## Actividad 1
Según el fragmento sobre la moral pública, ¿qué destruyó a la República, a la monarquía y al primer Imperio en Roma?
## Actividad 2
Prosigue el fragmento sobre la moral pública y la lectura en México a partir de su última oración.

## Fragmento del documento
Cualquier historiador podría afirmar que aquello que destruyó a la República, a la monarquía y al primer Imperio en Roma fue la decadencia de la moral pública, es decir, el sentido de que en una sociedad, lo que hacemos más allá de lo estrictamente jurídico, afecta a los demás y que tenemos que pensar y sentir con los otros, respetar las normas que son para todos; lo mismo con el Ancient Régime en Francia, con la monarquía antes de la proclamación de la Segunda República Española; ejemplos hay muchos, cuando se nos olvida que somos sujetos en sociedad y que vivimos en una simbiosis inevitable con nuestros conciudadanos. El problema del huachicoleo pasa por esa situación, afecta algo que nos corresponde a todos, la conciencia de que hemos olvidado y dejado para siempre después que sólo en el equilibrio de los valores podríamos encontrar soluciones de fondo.
Quien obsequia a otro un buen libro nunca se equivoca; quien le da a otro la oportunidad de conocer una obra literaria que luego puede comprender, debatir y combatir incluso, no se equivoca; porque no hay defecto en mirarnos de cuerpo entero, con nuestras virtudes y nuestras deficiencias y pensar qué ha salido mal, cuál es la raíz de nuestra violencia y nuestro malestar en un México donde hay quienes confunden ignorancia, incuria, ambición y pobreza para politizar y lanzarnos piedras cuando deberíamos confluir con argumentos.

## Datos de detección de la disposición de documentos
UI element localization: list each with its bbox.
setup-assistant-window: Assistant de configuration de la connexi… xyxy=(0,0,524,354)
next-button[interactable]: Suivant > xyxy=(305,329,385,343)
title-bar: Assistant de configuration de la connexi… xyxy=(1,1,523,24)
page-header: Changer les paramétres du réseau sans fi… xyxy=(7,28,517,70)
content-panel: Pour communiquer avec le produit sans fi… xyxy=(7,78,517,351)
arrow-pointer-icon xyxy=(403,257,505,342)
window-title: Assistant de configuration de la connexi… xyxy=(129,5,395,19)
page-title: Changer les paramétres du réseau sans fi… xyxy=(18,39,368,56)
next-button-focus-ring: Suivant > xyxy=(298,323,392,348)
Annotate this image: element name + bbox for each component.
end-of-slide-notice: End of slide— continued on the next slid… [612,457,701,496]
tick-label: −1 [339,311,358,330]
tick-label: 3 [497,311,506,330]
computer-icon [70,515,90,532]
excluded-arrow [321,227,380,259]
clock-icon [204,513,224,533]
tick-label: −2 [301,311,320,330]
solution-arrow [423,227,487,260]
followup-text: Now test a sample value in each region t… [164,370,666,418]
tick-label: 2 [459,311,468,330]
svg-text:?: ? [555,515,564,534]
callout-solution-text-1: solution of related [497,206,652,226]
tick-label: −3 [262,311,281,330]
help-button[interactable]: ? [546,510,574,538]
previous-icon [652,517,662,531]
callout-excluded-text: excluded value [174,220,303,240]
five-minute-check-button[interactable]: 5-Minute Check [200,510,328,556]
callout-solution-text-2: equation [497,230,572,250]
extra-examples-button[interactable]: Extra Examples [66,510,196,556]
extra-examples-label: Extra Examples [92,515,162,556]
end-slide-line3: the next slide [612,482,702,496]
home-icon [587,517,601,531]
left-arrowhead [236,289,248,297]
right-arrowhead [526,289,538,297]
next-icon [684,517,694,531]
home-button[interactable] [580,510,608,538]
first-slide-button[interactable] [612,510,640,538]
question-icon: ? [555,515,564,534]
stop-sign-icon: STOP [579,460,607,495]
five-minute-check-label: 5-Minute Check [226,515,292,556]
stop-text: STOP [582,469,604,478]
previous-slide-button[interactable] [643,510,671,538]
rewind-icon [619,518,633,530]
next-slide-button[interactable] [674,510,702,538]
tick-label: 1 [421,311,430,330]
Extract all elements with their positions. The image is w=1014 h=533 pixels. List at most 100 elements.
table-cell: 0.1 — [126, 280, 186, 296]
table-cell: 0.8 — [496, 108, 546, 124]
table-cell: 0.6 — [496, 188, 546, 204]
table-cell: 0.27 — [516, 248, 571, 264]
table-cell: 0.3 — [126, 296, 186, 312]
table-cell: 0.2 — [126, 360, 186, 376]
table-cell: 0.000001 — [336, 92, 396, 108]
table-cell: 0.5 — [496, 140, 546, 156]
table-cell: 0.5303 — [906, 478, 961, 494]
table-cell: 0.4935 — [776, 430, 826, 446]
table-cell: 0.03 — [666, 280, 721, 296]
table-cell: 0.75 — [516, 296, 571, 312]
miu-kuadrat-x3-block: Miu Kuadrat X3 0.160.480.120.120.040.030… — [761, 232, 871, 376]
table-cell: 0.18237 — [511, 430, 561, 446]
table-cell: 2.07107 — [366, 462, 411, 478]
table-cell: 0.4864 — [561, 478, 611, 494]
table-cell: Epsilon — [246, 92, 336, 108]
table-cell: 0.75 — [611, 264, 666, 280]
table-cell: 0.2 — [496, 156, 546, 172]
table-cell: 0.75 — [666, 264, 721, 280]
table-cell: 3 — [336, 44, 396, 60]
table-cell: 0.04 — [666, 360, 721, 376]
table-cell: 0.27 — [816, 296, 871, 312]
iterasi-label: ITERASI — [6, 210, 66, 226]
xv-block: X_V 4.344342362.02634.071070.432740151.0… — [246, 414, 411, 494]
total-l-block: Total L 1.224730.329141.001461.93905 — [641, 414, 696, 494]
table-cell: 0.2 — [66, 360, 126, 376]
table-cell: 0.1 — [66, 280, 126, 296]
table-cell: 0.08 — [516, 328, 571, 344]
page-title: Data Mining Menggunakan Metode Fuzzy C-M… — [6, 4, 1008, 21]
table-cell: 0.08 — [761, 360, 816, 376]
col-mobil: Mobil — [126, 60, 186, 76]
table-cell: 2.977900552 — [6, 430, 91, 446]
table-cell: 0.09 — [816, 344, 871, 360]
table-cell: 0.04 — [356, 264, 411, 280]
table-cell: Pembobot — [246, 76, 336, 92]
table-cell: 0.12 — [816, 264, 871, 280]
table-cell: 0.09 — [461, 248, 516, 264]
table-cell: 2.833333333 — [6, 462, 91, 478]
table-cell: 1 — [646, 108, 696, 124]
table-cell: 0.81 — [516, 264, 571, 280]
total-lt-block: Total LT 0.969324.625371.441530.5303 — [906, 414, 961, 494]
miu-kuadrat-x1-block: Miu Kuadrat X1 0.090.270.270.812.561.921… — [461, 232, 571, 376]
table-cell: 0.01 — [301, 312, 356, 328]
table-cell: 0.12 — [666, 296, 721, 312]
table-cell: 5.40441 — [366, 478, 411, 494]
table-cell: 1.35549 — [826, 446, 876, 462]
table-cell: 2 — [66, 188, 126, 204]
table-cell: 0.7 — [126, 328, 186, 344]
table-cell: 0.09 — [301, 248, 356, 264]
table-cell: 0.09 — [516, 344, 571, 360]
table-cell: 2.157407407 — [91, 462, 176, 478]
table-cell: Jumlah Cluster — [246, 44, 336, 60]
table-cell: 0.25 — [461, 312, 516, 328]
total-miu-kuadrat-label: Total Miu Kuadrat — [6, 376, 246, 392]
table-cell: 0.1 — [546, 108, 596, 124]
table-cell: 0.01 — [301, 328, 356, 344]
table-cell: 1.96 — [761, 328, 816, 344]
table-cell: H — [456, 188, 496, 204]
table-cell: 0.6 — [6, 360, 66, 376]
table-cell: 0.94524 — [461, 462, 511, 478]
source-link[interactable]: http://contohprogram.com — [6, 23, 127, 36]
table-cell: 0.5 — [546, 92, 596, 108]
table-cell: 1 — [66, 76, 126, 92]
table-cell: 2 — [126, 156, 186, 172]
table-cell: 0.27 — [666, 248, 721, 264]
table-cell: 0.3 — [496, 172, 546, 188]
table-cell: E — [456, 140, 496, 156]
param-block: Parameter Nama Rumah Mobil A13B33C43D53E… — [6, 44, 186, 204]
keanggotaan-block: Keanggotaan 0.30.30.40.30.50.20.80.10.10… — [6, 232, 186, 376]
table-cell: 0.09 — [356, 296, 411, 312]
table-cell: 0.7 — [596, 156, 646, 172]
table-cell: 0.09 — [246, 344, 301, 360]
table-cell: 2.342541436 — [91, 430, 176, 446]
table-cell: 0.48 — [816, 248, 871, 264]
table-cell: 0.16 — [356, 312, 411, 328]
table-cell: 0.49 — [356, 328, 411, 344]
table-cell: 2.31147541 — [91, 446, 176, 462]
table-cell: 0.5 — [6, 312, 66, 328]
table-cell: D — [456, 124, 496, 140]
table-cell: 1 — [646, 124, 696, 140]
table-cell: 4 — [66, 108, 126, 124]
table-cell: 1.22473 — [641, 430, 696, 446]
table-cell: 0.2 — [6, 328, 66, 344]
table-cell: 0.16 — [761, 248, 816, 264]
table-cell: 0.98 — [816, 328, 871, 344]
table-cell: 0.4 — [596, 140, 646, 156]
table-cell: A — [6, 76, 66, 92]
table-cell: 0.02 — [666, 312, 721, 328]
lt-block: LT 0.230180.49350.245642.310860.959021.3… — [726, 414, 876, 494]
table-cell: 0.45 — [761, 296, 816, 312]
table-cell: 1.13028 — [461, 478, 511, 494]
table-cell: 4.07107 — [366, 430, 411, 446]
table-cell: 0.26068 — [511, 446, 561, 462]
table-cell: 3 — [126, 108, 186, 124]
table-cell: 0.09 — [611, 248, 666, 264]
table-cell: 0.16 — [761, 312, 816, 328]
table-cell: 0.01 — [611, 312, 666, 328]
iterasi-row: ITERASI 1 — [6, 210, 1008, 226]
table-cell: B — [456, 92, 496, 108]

## Respuesta 1
La decadencia de la moral pública.

## Respuesta 2
La Cartilla Moral no es una obra clave en la reflexión que Reyes llamó, en busca del Alma Nacional, en ese tenor tiene otras obras como Andrenio, perfiles del hombre o Atenea política, esta última a la que Carlos Fuentes calificó como una carga de dinamita a largo plazo; la Cartilla es un pequeño tratado de introducción a la ética de los valores, a la moral pública, un llamado al conocimiento del sujeto y su inserción en la sociedad. Todo ello escrito en un momento en que México, saliendo del fragor revolucionario, anhelaba construir un proyecto social y político que redefiniera nuestra identidad y nuestra conciencia. A ello se leen por ahí ataques que van desde el hecho de que se quiere imponer un texto “cristiano de izquierda” hasta quien lo llama “panfleto mocho”; no sé cuántos lo leyeron antes de calificarlo, pero sí hay que decir que no veo en Aristóteles o en Platón epítetos como esos ni en Reyes ninguna ambición política e, insisto, en el hecho de difundir un libro que es parte de la reflexión sobre nuestra identidad que lleva ya casi 200 años.
No quiero pensar cuántos escenarios más como los de Tlahuelilpan nos faltan para comprender que sí, en efecto, la moral pública es un tema que existe y que atañe al gobierno, a las entidades educativas y a los ciudadanos, sobre todo a nosotros y que, si no nos ponemos a debatirlo, si seguimos pensando que todo son jugarretas políticas, artilugios legales y batallas de oficina, entonces lejos seguirá quedando aquello que anhelaban Alfonso Reyes y los hombres de su generación, según palabras del propio regiomontano: “Yo también me traigo mis intenciones secretas de convertir a mi México en una nueva Atenas”.